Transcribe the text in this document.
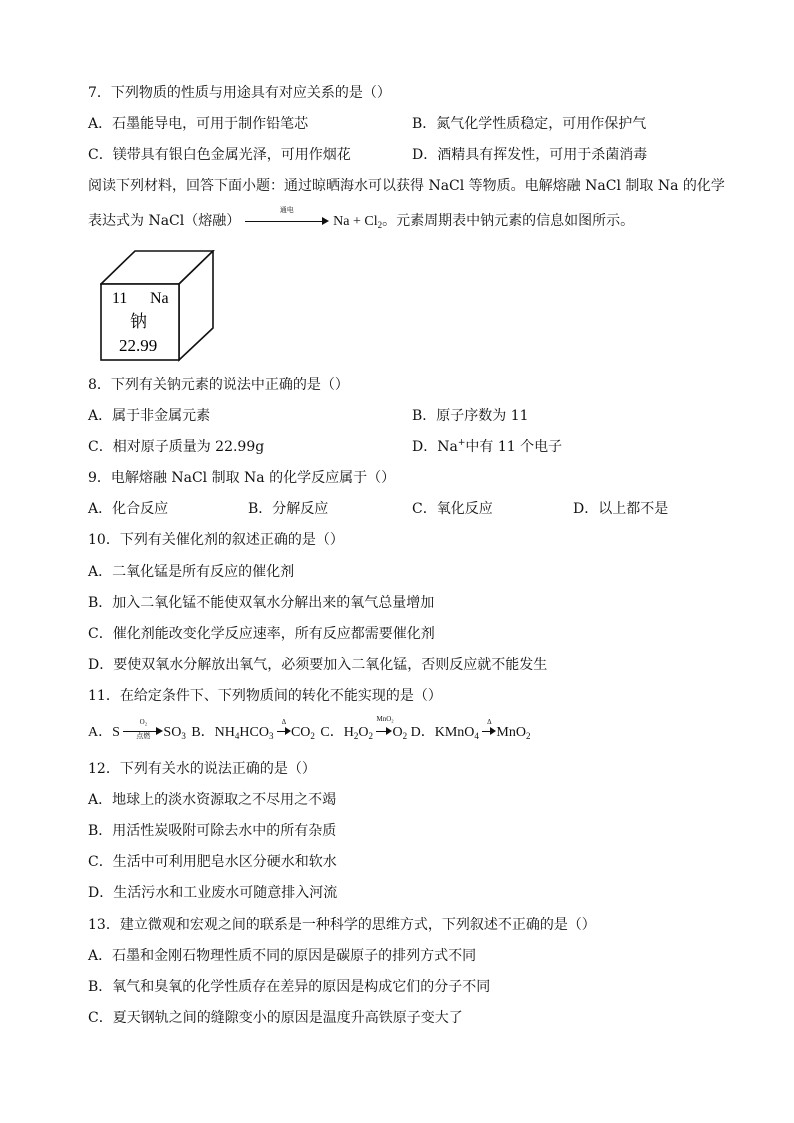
7．下列物质的性质与用途具有对应关系的是（）
A．石墨能导电，可用于制作铅笔芯	B．氮气化学性质稳定，可用作保护气
C．镁带具有银白色金属光泽，可用作烟花	D．酒精具有挥发性，可用于杀菌消毒
阅读下列材料，回答下面小题：通过晾晒海水可以获得 NaCl 等物质。电解熔融 NaCl 制取 Na 的化学
表达式为 NaCl（熔融）
通电
$Na + Cl_2$。元素周期表中钠元素的信息如图所示。
11 Na
钠
22.99
8．下列有关钠元素的说法中正确的是（）
A．属于非金属元素	B．原子序数为 11
C．相对原子质量为 22.99g	D．Na+中有 11 个电子
9．电解熔融 NaCl 制取 Na 的化学反应属于（）
A．化合反应	B．分解反应	C．氧化反应	D．以上都不是
10．下列有关催化剂的叙述正确的是（）
A．二氧化锰是所有反应的催化剂
B．加入二氧化锰不能使双氧水分解出来的氧气总量增加
C．催化剂能改变化学反应速率，所有反应都需要催化剂
D．要使双氧水分解放出氧气，必须要加入二氧化锰，否则反应就不能发生
11．在给定条件下、下列物质间的转化不能实现的是（）
A．S
O₂
点燃 $SO_3$ B．$NH_4HCO_3$
Δ
$CO_2$ C．$H_2O_2$
MnO₂
$O_2$ D．KMnO$_4$
Δ
MnO$_2$
12．下列有关水的说法正确的是（）
A．地球上的淡水资源取之不尽用之不竭
B．用活性炭吸附可除去水中的所有杂质
C．生活中可利用肥皂水区分硬水和软水
D．生活污水和工业废水可随意排入河流
13．建立微观和宏观之间的联系是一种科学的思维方式，下列叙述不正确的是（）
A．石墨和金刚石物理性质不同的原因是碳原子的排列方式不同
B．氧气和臭氧的化学性质存在差异的原因是构成它们的分子不同
C．夏天钢轨之间的缝隙变小的原因是温度升高铁原子变大了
-=-=-=-=-
**Set problem:**
Collect, from the material above, every line containing the word "NaCl".

**Answer for the task:**
阅读下列材料，回答下面小题：通过晾晒海水可以获得 NaCl 等物质。电解熔融 NaCl 制取 Na 的化学
表达式为 NaCl（熔融）
9．电解熔融 NaCl 制取 Na 的化学反应属于（）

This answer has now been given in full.